EXERCISE> Begin at the line containing "UI element localization: list" and stop after the line containing "533, 593, 554]". Write out only those lines, swapping "bbox" for "box" and leaving everything else the same.

SUPPLIED RECORDS>

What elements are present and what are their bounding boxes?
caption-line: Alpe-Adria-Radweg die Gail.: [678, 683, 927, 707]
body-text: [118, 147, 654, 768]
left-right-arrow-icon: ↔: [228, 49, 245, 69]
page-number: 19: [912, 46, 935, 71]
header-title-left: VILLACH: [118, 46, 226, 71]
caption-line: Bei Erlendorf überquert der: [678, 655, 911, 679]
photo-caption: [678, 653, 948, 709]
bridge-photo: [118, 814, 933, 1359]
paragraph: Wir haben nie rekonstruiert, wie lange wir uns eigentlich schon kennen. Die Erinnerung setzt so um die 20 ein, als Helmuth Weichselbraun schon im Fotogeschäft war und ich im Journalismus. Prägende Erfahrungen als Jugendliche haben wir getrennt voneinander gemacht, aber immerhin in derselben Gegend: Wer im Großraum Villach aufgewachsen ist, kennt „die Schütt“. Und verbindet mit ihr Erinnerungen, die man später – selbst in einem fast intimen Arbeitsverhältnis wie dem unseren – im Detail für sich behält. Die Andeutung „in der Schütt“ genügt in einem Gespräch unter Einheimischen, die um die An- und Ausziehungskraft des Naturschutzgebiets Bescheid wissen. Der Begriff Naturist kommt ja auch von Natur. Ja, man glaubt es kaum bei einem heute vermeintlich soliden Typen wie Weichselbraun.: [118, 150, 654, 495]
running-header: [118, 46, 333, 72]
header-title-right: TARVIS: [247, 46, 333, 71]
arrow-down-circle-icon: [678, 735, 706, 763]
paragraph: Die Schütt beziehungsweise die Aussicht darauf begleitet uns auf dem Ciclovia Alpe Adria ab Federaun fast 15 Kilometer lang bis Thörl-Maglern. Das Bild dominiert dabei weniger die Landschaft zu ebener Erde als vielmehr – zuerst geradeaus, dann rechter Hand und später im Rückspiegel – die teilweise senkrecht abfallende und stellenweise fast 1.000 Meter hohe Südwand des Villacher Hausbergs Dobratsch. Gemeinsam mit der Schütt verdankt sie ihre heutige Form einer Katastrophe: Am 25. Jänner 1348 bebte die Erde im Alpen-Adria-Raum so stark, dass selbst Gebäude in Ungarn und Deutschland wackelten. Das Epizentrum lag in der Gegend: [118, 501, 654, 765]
* * *
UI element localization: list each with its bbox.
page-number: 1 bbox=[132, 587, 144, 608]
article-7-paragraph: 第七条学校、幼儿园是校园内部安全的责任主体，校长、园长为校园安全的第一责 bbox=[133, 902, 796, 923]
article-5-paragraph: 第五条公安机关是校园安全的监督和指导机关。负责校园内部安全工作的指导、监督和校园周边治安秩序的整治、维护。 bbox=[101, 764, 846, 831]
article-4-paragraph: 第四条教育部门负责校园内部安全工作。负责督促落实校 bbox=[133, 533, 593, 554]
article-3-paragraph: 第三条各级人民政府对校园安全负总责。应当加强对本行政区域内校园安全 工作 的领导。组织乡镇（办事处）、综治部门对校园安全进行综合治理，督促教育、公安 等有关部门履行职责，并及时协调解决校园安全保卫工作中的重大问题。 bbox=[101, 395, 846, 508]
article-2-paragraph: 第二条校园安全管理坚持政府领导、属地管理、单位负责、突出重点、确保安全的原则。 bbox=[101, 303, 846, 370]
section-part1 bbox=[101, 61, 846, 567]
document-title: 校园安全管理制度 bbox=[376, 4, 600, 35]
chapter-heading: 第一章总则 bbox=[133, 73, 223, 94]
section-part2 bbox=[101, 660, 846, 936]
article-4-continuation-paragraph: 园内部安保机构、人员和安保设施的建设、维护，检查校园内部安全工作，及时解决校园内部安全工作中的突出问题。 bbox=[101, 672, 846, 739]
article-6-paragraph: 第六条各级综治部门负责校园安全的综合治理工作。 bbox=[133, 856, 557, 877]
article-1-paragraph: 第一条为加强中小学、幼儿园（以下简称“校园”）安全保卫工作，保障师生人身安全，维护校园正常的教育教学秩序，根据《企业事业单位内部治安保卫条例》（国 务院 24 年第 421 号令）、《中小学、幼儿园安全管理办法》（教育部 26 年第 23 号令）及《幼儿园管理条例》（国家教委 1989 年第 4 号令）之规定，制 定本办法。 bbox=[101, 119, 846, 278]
---
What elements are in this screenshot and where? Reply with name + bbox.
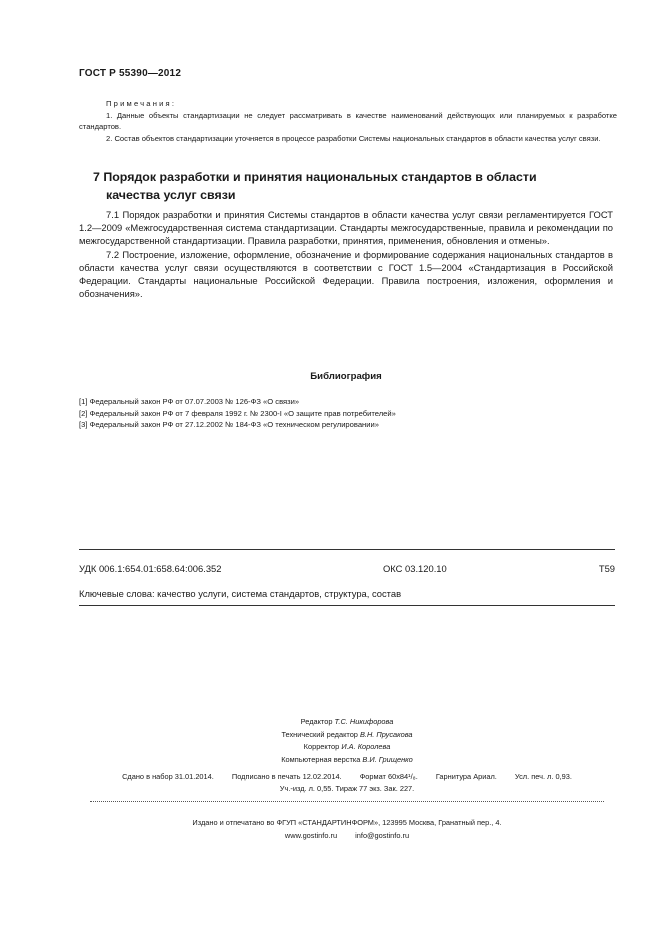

SOLUTION TO THE EXERCISE>
UI element localization: list each with its box.
page-number: 1 box=[132, 587, 144, 608]
article-7-paragraph: 第七条学校、幼儿园是校园内部安全的责任主体，校长、园长为校园安全的第一责 box=[133, 902, 796, 923]
article-5-paragraph: 第五条公安机关是校园安全的监督和指导机关。负责校园内部安全工作的指导、监督和校园周边治安秩序的整治、维护。 box=[101, 764, 846, 831]
article-4-paragraph: 第四条教育部门负责校园内部安全工作。负责督促落实校 box=[133, 533, 593, 554]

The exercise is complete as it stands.